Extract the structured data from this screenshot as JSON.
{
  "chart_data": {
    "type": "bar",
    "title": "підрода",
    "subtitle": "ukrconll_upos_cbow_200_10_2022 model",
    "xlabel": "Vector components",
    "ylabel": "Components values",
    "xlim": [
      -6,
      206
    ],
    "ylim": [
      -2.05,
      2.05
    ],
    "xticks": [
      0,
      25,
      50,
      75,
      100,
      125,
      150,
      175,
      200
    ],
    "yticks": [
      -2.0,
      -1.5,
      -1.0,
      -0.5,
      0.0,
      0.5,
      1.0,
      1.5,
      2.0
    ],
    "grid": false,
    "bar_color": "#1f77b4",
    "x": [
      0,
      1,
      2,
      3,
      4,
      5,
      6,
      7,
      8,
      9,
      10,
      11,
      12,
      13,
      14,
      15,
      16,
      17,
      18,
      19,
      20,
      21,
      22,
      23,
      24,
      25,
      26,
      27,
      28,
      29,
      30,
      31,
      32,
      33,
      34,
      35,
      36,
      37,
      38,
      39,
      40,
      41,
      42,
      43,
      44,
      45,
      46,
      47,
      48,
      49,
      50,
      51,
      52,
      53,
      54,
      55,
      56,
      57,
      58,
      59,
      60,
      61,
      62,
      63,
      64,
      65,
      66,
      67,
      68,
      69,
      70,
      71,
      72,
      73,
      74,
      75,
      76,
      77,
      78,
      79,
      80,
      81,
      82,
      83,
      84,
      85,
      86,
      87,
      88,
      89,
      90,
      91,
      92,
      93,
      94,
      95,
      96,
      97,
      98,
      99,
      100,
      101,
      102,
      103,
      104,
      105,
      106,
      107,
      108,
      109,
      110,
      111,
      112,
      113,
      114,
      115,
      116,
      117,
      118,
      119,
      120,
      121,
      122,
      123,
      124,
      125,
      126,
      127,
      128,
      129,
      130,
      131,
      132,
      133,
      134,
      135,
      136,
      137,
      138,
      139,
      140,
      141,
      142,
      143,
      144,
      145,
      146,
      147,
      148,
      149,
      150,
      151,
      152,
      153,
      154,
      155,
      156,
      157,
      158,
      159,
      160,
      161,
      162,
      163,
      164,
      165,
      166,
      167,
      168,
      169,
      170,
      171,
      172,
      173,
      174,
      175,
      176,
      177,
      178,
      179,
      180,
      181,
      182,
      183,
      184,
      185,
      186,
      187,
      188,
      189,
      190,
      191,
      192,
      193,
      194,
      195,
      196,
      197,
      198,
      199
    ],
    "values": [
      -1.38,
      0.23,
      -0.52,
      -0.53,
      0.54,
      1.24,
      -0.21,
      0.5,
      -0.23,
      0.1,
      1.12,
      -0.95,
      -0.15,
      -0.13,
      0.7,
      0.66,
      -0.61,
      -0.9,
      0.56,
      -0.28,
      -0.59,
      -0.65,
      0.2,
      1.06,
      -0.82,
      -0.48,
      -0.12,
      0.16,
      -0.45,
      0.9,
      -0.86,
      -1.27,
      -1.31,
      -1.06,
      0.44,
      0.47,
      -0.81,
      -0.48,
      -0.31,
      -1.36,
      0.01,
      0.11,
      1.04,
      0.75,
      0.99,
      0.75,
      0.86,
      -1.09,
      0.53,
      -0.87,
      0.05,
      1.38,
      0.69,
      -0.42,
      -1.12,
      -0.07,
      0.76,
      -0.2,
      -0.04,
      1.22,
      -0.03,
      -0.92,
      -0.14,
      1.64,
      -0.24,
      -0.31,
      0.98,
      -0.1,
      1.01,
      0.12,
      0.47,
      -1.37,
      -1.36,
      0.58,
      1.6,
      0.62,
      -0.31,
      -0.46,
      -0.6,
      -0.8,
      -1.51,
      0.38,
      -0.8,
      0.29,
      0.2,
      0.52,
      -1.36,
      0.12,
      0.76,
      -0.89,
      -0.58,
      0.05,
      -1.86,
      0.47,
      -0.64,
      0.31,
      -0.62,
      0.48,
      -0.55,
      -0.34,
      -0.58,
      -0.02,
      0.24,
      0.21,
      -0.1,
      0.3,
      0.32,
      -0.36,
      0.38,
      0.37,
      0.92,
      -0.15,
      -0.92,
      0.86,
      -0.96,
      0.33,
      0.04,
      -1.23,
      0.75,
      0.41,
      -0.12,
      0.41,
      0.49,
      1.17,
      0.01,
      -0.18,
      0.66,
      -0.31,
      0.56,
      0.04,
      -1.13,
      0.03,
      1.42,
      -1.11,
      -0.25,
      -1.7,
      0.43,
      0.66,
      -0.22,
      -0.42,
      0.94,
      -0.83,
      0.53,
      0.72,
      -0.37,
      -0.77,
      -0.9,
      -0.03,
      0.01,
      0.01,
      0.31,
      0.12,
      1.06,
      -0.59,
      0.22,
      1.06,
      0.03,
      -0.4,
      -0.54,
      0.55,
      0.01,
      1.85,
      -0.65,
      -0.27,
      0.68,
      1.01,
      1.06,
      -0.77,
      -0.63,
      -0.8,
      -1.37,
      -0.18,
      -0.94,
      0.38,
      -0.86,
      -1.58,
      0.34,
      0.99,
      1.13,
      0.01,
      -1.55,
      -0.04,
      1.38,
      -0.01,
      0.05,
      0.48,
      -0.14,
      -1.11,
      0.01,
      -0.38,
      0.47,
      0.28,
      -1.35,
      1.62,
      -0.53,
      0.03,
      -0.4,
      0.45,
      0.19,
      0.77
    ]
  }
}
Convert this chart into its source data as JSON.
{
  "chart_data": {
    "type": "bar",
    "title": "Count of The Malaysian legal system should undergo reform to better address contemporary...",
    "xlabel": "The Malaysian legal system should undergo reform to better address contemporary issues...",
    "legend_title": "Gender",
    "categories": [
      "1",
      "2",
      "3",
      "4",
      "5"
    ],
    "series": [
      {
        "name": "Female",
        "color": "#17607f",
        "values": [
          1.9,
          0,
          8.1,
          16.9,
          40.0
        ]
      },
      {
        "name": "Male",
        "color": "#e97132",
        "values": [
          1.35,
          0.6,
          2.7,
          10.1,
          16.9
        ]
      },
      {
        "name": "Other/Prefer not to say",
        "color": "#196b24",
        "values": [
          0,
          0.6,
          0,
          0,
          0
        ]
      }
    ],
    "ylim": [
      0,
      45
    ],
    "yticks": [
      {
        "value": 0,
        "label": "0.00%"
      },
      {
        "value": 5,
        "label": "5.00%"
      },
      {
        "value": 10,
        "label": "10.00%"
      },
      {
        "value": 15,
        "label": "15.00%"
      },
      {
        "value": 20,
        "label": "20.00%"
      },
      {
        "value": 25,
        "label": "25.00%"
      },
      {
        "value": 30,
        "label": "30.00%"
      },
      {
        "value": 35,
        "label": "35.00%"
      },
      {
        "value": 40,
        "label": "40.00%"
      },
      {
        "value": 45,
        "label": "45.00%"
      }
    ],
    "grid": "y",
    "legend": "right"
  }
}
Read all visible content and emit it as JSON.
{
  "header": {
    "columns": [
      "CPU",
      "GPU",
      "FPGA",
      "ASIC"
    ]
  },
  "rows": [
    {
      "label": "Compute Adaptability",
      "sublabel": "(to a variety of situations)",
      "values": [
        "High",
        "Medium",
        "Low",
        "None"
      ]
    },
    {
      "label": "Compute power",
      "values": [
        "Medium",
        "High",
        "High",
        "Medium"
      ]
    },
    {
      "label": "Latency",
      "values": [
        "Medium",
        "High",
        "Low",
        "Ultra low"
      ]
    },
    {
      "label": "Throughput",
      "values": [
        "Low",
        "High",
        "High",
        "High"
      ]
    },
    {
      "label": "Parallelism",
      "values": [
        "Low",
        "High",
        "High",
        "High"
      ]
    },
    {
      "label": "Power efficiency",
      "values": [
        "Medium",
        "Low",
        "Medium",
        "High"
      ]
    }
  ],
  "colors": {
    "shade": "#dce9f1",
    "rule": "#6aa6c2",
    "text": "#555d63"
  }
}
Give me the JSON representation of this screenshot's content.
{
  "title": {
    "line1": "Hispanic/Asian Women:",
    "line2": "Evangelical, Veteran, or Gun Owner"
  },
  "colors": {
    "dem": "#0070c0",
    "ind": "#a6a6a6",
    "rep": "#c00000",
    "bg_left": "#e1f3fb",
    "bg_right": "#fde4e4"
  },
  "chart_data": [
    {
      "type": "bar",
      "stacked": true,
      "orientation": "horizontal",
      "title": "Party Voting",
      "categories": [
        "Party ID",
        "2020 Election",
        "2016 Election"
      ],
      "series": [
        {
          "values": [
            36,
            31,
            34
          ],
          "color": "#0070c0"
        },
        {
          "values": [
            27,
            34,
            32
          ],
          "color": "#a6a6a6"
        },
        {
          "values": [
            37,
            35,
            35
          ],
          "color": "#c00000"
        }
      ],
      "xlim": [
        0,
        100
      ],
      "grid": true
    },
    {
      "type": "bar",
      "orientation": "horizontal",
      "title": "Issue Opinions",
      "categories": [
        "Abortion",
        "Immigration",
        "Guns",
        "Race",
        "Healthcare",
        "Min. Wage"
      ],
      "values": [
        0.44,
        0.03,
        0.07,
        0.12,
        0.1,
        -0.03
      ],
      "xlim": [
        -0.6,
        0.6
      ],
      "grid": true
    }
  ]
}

--------------------------------------------------

▶ _Exercise_: Looking at the records above, work out how many lines include the string "should". Give the number and nothing else.

▶ _Result of this task_: 2